Exercise:
Write the data out again, character for character, with no images.

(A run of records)
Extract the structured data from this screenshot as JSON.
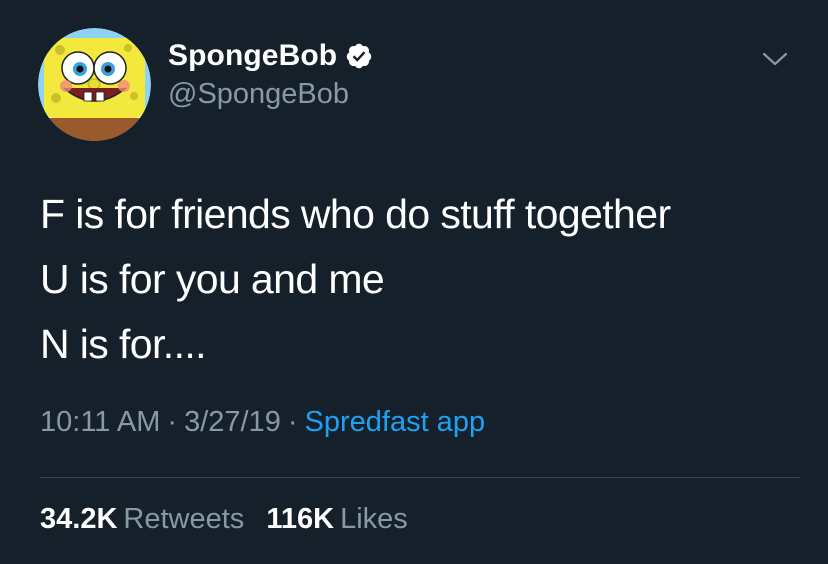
{
  "author": {
    "display_name": "SpongeBob",
    "handle": "@SpongeBob",
    "verified": true,
    "avatar_icon": "spongebob-avatar"
  },
  "tweet": {
    "lines": [
      "F is for friends who do stuff together",
      "U is for you and me",
      "N is for...."
    ]
  },
  "meta": {
    "time": "10:11 AM",
    "separator": "·",
    "date": "3/27/19",
    "source": "Spredfast app"
  },
  "stats": {
    "retweets_count": "34.2K",
    "retweets_label": "Retweets",
    "likes_count": "116K",
    "likes_label": "Likes"
  },
  "colors": {
    "background": "#15202b",
    "text": "#ffffff",
    "secondary": "#8899a6",
    "link": "#1da1f2",
    "divider": "#38444d"
  },
  "icons": {
    "verified": "verified-badge-icon",
    "menu": "chevron-down-icon"
  }
}
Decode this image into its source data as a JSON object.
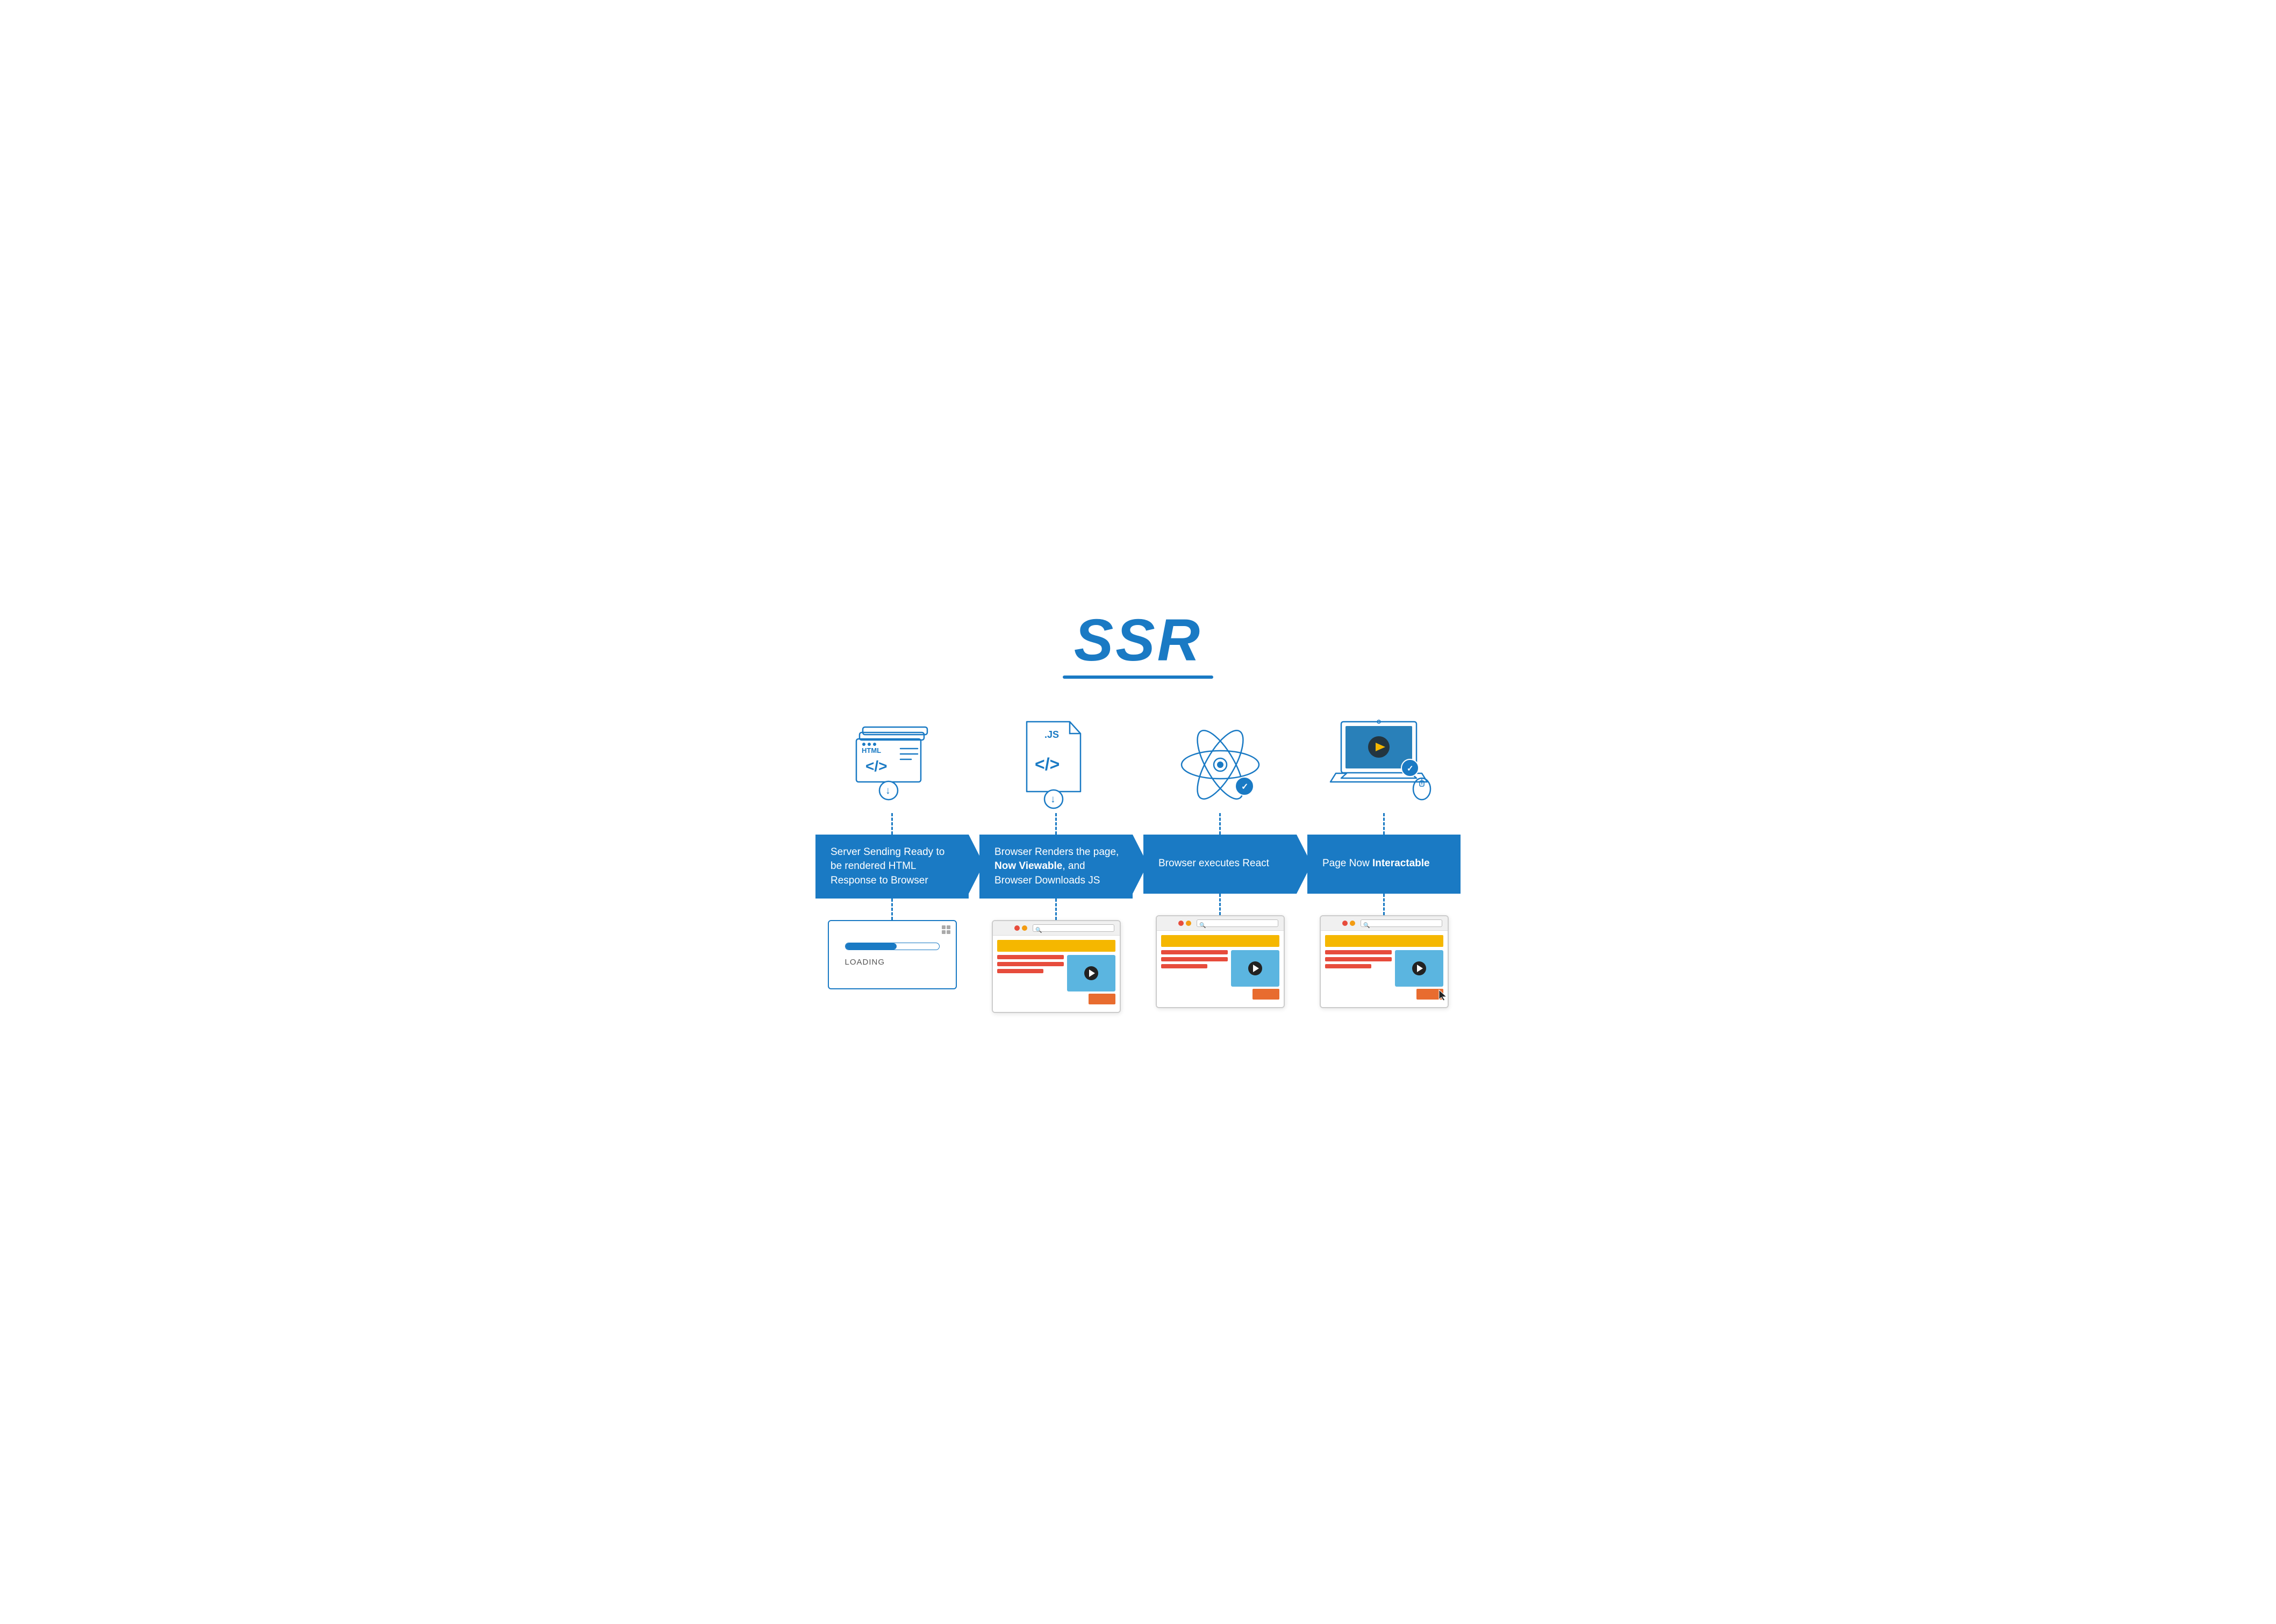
{
  "title": "SSR",
  "columns": [
    {
      "id": "col1",
      "icon": "html-stack",
      "box_text_line1": "Server Sending Ready",
      "box_text_line2": "to be rendered HTML",
      "box_text_line3": "Response to Browser",
      "box_bold": "",
      "screenshot": "loading"
    },
    {
      "id": "col2",
      "icon": "js-file",
      "box_text_line1": "Browser Renders the",
      "box_text_bold": "Now Viewable",
      "box_text_line2": "page,",
      "box_text_line3": ", and",
      "box_text_line4": "Browser Downloads JS",
      "screenshot": "browser-viewable"
    },
    {
      "id": "col3",
      "icon": "react-atom",
      "box_text_line1": "Browser",
      "box_text_line2": "executes React",
      "screenshot": "browser-executing"
    },
    {
      "id": "col4",
      "icon": "laptop",
      "box_text_line1": "Page Now",
      "box_text_bold": "Interactable",
      "screenshot": "browser-interactable"
    }
  ],
  "loading_label": "LOADING"
}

Correct answer:
Extract the structured data from this screenshot as JSON.
{
  "author": {
    "display_name": "SpongeBob",
    "handle": "@SpongeBob",
    "verified": true,
    "avatar_icon": "spongebob-avatar"
  },
  "tweet": {
    "lines": [
      "F is for friends who do stuff together",
      "U is for you and me",
      "N is for...."
    ]
  },
  "meta": {
    "time": "10:11 AM",
    "separator": "·",
    "date": "3/27/19",
    "source": "Spredfast app"
  },
  "stats": {
    "retweets_count": "34.2K",
    "retweets_label": "Retweets",
    "likes_count": "116K",
    "likes_label": "Likes"
  },
  "colors": {
    "background": "#15202b",
    "text": "#ffffff",
    "secondary": "#8899a6",
    "link": "#1da1f2",
    "divider": "#38444d"
  },
  "icons": {
    "verified": "verified-badge-icon",
    "menu": "chevron-down-icon"
  }
}
Decode this image into its source data as a JSON object.
{
  "title": "SSR",
  "columns": [
    {
      "id": "col1",
      "icon": "html-stack",
      "box_text_line1": "Server Sending Ready",
      "box_text_line2": "to be rendered HTML",
      "box_text_line3": "Response to Browser",
      "box_bold": "",
      "screenshot": "loading"
    },
    {
      "id": "col2",
      "icon": "js-file",
      "box_text_line1": "Browser Renders the",
      "box_text_bold": "Now Viewable",
      "box_text_line2": "page,",
      "box_text_line3": ", and",
      "box_text_line4": "Browser Downloads JS",
      "screenshot": "browser-viewable"
    },
    {
      "id": "col3",
      "icon": "react-atom",
      "box_text_line1": "Browser",
      "box_text_line2": "executes React",
      "screenshot": "browser-executing"
    },
    {
      "id": "col4",
      "icon": "laptop",
      "box_text_line1": "Page Now",
      "box_text_bold": "Interactable",
      "screenshot": "browser-interactable"
    }
  ],
  "loading_label": "LOADING"
}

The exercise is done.